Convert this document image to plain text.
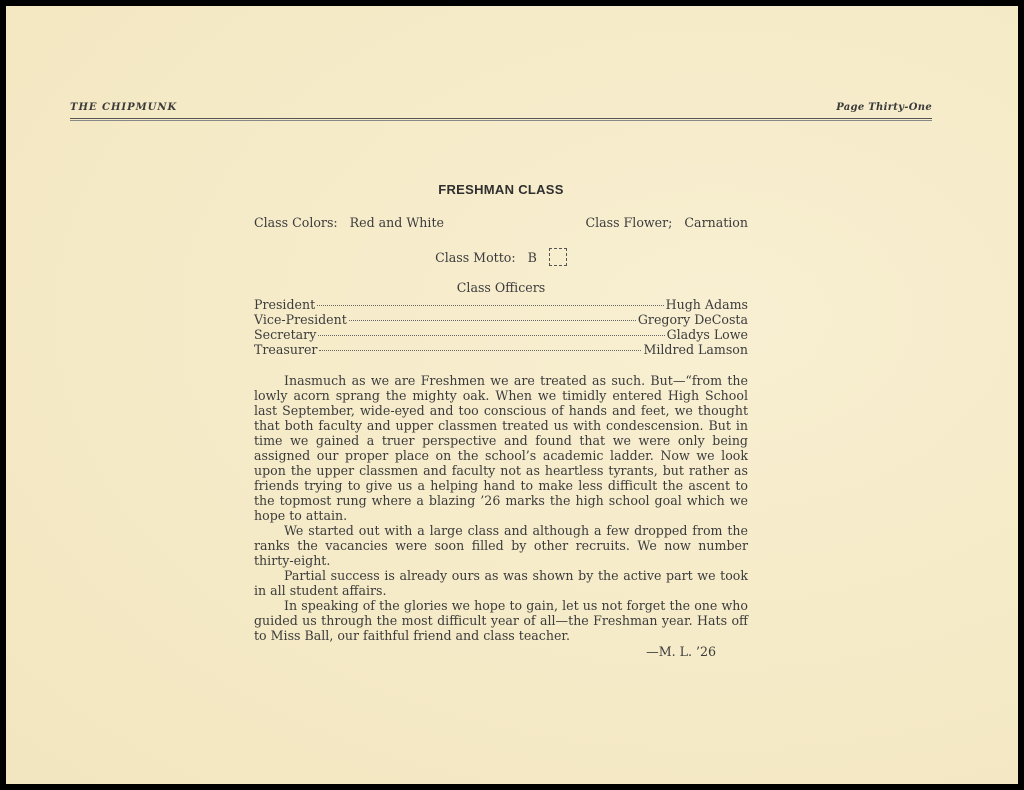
THE CHIPMUNK	Page Thirty-One
FRESHMAN CLASS
Class Colors: Red and White	Class Flower; Carnation
Class Motto: B
Class Officers
President	Hugh Adams
Vice-President	Gregory DeCosta
Secretary	Gladys Lowe
Treasurer	Mildred Lamson

Inasmuch as we are Freshmen we are treated as such. But—“from the lowly acorn sprang the mighty oak. When we timidly entered High School last September, wide-eyed and too conscious of hands and feet, we thought that both faculty and upper classmen treated us with condescension. But in time we gained a truer perspective and found that we were only being assigned our proper place on the school’s academic ladder. Now we look upon the upper classmen and faculty not as heartless tyrants, but rather as friends trying to give us a helping hand to make less difficult the ascent to the topmost rung where a blazing ’26 marks the high school goal which we hope to attain.

We started out with a large class and although a few dropped from the ranks the vacancies were soon filled by other recruits. We now number thirty-eight.

Partial success is already ours as was shown by the active part we took in all student affairs.

In speaking of the glories we hope to gain, let us not forget the one who guided us through the most difficult year of all—the Freshman year. Hats off to Miss Ball, our faithful friend and class teacher.

—M. L. ’26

────────────────

# Task prompt:
Copy whichever lines in the listing above contain the word "with".

# Answer to the exercise:
Inasmuch as we are Freshmen we are treated as such. But—“from the lowly acorn sprang the mighty oak. When we timidly entered High School last September, wide-eyed and too conscious of hands and feet, we thought that both faculty and upper classmen treated us with condescension. But in time we gained a truer perspective and found that we were only being assigned our proper place on the school’s academic ladder. Now we look upon the upper classmen and faculty not as heartless tyrants, but rather as friends trying to give us a helping hand to make less difficult the ascent to the topmost rung where a blazing ’26 marks the high school goal which we hope to attain.
We started out with a large class and although a few dropped from the ranks the vacancies were soon filled by other recruits. We now number thirty-eight.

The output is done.